→ Written exercise: Skip all pictures, then print the remaining material exactly.

Records contained in a dataset:
--- begin ---

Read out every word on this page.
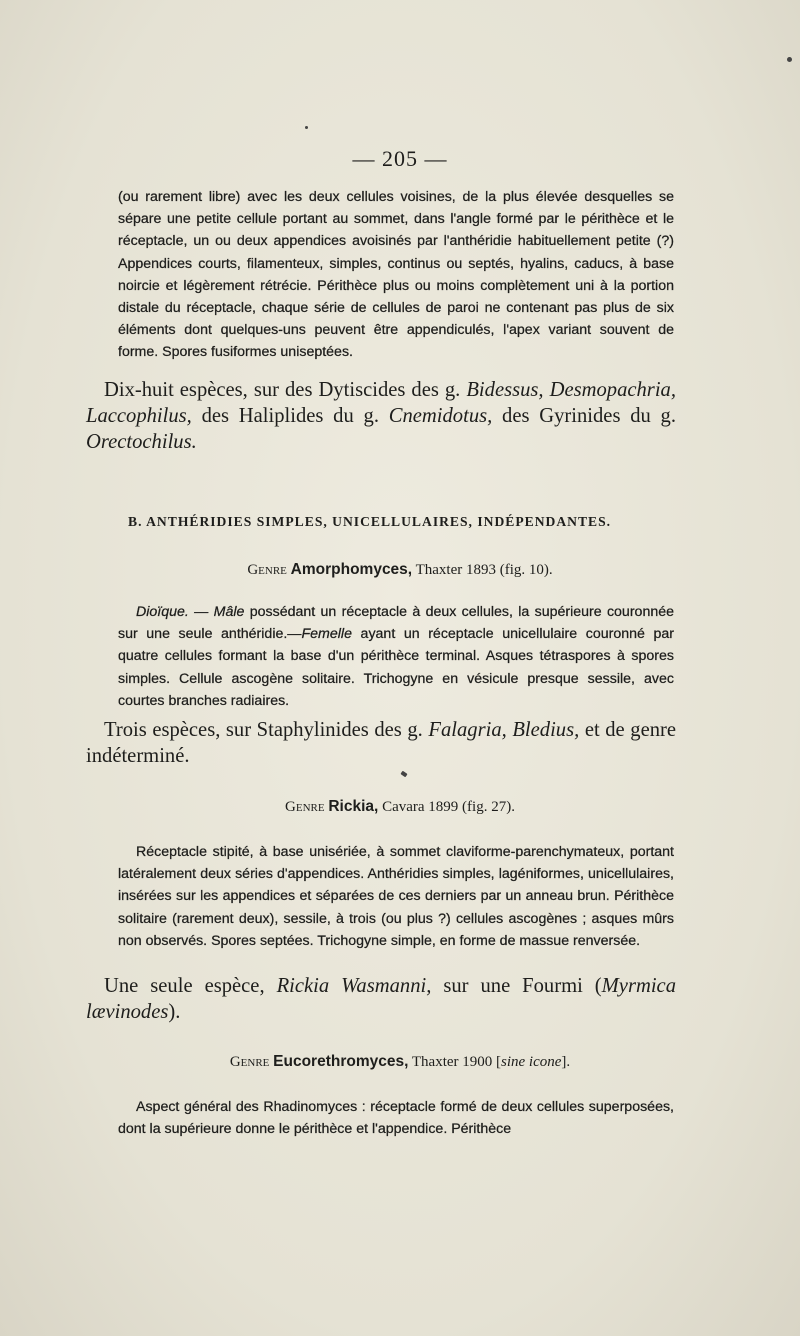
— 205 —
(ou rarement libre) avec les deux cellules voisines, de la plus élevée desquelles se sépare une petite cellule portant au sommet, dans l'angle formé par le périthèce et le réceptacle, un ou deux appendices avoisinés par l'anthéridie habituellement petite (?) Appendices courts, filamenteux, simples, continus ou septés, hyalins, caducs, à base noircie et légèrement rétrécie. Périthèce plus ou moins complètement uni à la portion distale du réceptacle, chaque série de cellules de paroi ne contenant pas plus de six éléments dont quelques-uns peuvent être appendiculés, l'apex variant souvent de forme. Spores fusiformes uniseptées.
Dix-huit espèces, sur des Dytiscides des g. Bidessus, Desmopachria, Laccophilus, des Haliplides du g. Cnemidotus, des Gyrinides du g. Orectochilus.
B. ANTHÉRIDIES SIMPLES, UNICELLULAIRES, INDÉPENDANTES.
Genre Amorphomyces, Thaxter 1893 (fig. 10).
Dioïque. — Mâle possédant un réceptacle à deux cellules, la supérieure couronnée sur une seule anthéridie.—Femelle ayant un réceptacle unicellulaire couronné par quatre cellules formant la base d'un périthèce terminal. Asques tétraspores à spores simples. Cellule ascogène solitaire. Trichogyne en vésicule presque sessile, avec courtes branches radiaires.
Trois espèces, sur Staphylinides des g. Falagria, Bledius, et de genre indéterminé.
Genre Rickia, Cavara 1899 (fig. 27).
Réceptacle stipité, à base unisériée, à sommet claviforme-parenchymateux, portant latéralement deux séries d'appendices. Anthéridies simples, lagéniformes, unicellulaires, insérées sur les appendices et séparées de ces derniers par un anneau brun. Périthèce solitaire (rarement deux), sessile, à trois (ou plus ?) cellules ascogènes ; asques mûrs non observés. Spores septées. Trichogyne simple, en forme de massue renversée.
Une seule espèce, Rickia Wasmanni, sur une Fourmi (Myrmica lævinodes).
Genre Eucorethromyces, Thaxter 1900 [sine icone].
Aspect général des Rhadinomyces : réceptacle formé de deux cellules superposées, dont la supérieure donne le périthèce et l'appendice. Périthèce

--- end ---

→ Final result:
Read out every word on this page.
— 205 —
(ou rarement libre) avec les deux cellules voisines, de la plus élevée desquelles se sépare une petite cellule portant au sommet, dans l'angle formé par le périthèce et le réceptacle, un ou deux appendices avoisinés par l'anthéridie habituellement petite (?) Appendices courts, filamenteux, simples, continus ou septés, hyalins, caducs, à base noircie et légèrement rétrécie. Périthèce plus ou moins complètement uni à la portion distale du réceptacle, chaque série de cellules de paroi ne contenant pas plus de six éléments dont quelques-uns peuvent être appendiculés, l'apex variant souvent de forme. Spores fusiformes uniseptées.
Dix-huit espèces, sur des Dytiscides des g. Bidessus, Desmopachria, Laccophilus, des Haliplides du g. Cnemidotus, des Gyrinides du g. Orectochilus.
B. ANTHÉRIDIES SIMPLES, UNICELLULAIRES, INDÉPENDANTES.
Genre Amorphomyces, Thaxter 1893 (fig. 10).
Dioïque. — Mâle possédant un réceptacle à deux cellules, la supérieure couronnée sur une seule anthéridie.—Femelle ayant un réceptacle unicellulaire couronné par quatre cellules formant la base d'un périthèce terminal. Asques tétraspores à spores simples. Cellule ascogène solitaire. Trichogyne en vésicule presque sessile, avec courtes branches radiaires.
Trois espèces, sur Staphylinides des g. Falagria, Bledius, et de genre indéterminé.
Genre Rickia, Cavara 1899 (fig. 27).
Réceptacle stipité, à base unisériée, à sommet claviforme-parenchymateux, portant latéralement deux séries d'appendices. Anthéridies simples, lagéniformes, unicellulaires, insérées sur les appendices et séparées de ces derniers par un anneau brun. Périthèce solitaire (rarement deux), sessile, à trois (ou plus ?) cellules ascogènes ; asques mûrs non observés. Spores septées. Trichogyne simple, en forme de massue renversée.
Une seule espèce, Rickia Wasmanni, sur une Fourmi (Myrmica lævinodes).
Genre Eucorethromyces, Thaxter 1900 [sine icone].
Aspect général des Rhadinomyces : réceptacle formé de deux cellules superposées, dont la supérieure donne le périthèce et l'appendice. Périthèce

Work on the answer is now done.